**Written problem:**
Extract every entry word for word.

**Dataset records:**
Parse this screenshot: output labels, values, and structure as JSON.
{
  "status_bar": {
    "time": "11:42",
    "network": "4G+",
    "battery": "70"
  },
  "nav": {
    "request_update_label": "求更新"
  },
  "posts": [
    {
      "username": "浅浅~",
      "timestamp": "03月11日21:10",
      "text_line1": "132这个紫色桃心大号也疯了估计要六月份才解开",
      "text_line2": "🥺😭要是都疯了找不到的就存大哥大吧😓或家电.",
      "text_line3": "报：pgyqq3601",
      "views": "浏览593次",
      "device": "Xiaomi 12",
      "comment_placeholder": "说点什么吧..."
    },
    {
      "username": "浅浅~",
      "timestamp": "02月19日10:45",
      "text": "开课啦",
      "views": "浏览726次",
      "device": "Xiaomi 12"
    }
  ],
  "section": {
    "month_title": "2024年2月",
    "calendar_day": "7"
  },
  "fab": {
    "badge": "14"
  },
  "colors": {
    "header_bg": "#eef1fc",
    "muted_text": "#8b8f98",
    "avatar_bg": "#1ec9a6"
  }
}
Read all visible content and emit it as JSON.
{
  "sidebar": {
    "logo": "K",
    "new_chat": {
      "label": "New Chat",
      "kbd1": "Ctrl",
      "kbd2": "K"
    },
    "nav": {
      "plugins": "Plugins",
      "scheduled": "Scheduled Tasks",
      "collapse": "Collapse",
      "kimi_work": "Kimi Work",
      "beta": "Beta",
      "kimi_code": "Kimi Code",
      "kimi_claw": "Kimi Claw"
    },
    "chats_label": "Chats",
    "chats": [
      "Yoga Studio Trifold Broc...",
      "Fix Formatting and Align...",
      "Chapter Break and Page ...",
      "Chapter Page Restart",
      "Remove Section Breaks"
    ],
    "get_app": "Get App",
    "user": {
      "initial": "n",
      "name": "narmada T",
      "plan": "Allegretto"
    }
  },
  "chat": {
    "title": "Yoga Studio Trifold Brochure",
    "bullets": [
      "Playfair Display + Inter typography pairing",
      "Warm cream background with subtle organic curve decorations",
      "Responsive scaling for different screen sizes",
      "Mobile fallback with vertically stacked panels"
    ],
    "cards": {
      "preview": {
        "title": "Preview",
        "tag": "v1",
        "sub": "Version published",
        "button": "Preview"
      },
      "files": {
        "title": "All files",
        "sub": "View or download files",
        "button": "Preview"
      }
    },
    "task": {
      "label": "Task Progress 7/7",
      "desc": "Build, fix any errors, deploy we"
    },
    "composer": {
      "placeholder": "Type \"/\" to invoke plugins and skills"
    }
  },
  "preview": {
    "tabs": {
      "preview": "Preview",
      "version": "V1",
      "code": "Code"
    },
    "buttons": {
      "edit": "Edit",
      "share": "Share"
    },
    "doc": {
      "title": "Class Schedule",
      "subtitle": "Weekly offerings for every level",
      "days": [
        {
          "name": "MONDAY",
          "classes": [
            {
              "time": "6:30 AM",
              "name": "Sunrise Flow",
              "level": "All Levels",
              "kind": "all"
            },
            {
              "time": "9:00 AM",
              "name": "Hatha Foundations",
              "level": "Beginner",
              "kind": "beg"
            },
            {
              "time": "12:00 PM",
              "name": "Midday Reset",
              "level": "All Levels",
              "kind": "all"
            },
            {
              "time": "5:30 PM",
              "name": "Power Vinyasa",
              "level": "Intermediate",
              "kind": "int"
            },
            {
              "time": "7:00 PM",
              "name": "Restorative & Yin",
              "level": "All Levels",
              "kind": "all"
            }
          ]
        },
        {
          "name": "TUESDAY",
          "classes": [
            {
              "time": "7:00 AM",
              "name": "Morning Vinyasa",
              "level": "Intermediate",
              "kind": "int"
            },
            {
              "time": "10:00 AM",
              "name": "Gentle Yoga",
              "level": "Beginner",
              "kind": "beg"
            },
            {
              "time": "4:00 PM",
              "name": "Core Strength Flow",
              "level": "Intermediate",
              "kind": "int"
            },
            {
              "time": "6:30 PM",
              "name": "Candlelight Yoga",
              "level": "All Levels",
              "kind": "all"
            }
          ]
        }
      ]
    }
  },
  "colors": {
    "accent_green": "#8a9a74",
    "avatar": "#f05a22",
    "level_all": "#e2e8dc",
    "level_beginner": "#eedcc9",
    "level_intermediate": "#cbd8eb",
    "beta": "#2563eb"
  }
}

**Full response:**
Parse this screenshot: output labels, values, and structure as JSON.
{
  "status_bar": {
    "time": "11:42",
    "network": "4G+",
    "battery": "70"
  },
  "nav": {
    "request_update_label": "求更新"
  },
  "posts": [
    {
      "username": "浅浅~",
      "timestamp": "03月11日21:10",
      "text_line1": "132这个紫色桃心大号也疯了估计要六月份才解开",
      "text_line2": "🥺😭要是都疯了找不到的就存大哥大吧😓或家电.",
      "text_line3": "报：pgyqq3601",
      "views": "浏览593次",
      "device": "Xiaomi 12",
      "comment_placeholder": "说点什么吧..."
    },
    {
      "username": "浅浅~",
      "timestamp": "02月19日10:45",
      "text": "开课啦",
      "views": "浏览726次",
      "device": "Xiaomi 12"
    }
  ],
  "section": {
    "month_title": "2024年2月",
    "calendar_day": "7"
  },
  "fab": {
    "badge": "14"
  },
  "colors": {
    "header_bg": "#eef1fc",
    "muted_text": "#8b8f98",
    "avatar_bg": "#1ec9a6"
  }
}
Read all visible content and emit it as JSON.
{
  "sidebar": {
    "logo": "K",
    "new_chat": {
      "label": "New Chat",
      "kbd1": "Ctrl",
      "kbd2": "K"
    },
    "nav": {
      "plugins": "Plugins",
      "scheduled": "Scheduled Tasks",
      "collapse": "Collapse",
      "kimi_work": "Kimi Work",
      "beta": "Beta",
      "kimi_code": "Kimi Code",
      "kimi_claw": "Kimi Claw"
    },
    "chats_label": "Chats",
    "chats": [
      "Yoga Studio Trifold Broc...",
      "Fix Formatting and Align...",
      "Chapter Break and Page ...",
      "Chapter Page Restart",
      "Remove Section Breaks"
    ],
    "get_app": "Get App",
    "user": {
      "initial": "n",
      "name": "narmada T",
      "plan": "Allegretto"
    }
  },
  "chat": {
    "title": "Yoga Studio Trifold Brochure",
    "bullets": [
      "Playfair Display + Inter typography pairing",
      "Warm cream background with subtle organic curve decorations",
      "Responsive scaling for different screen sizes",
      "Mobile fallback with vertically stacked panels"
    ],
    "cards": {
      "preview": {
        "title": "Preview",
        "tag": "v1",
        "sub": "Version published",
        "button": "Preview"
      },
      "files": {
        "title": "All files",
        "sub": "View or download files",
        "button": "Preview"
      }
    },
    "task": {
      "label": "Task Progress 7/7",
      "desc": "Build, fix any errors, deploy we"
    },
    "composer": {
      "placeholder": "Type \"/\" to invoke plugins and skills"
    }
  },
  "preview": {
    "tabs": {
      "preview": "Preview",
      "version": "V1",
      "code": "Code"
    },
    "buttons": {
      "edit": "Edit",
      "share": "Share"
    },
    "doc": {
      "title": "Class Schedule",
      "subtitle": "Weekly offerings for every level",
      "days": [
        {
          "name": "MONDAY",
          "classes": [
            {
              "time": "6:30 AM",
              "name": "Sunrise Flow",
              "level": "All Levels",
              "kind": "all"
            },
            {
              "time": "9:00 AM",
              "name": "Hatha Foundations",
              "level": "Beginner",
              "kind": "beg"
            },
            {
              "time": "12:00 PM",
              "name": "Midday Reset",
              "level": "All Levels",
              "kind": "all"
            },
            {
              "time": "5:30 PM",
              "name": "Power Vinyasa",
              "level": "Intermediate",
              "kind": "int"
            },
            {
              "time": "7:00 PM",
              "name": "Restorative & Yin",
              "level": "All Levels",
              "kind": "all"
            }
          ]
        },
        {
          "name": "TUESDAY",
          "classes": [
            {
              "time": "7:00 AM",
              "name": "Morning Vinyasa",
              "level": "Intermediate",
              "kind": "int"
            },
            {
              "time": "10:00 AM",
              "name": "Gentle Yoga",
              "level": "Beginner",
              "kind": "beg"
            },
            {
              "time": "4:00 PM",
              "name": "Core Strength Flow",
              "level": "Intermediate",
              "kind": "int"
            },
            {
              "time": "6:30 PM",
              "name": "Candlelight Yoga",
              "level": "All Levels",
              "kind": "all"
            }
          ]
        }
      ]
    }
  },
  "colors": {
    "accent_green": "#8a9a74",
    "avatar": "#f05a22",
    "level_all": "#e2e8dc",
    "level_beginner": "#eedcc9",
    "level_intermediate": "#cbd8eb",
    "beta": "#2563eb"
  }
}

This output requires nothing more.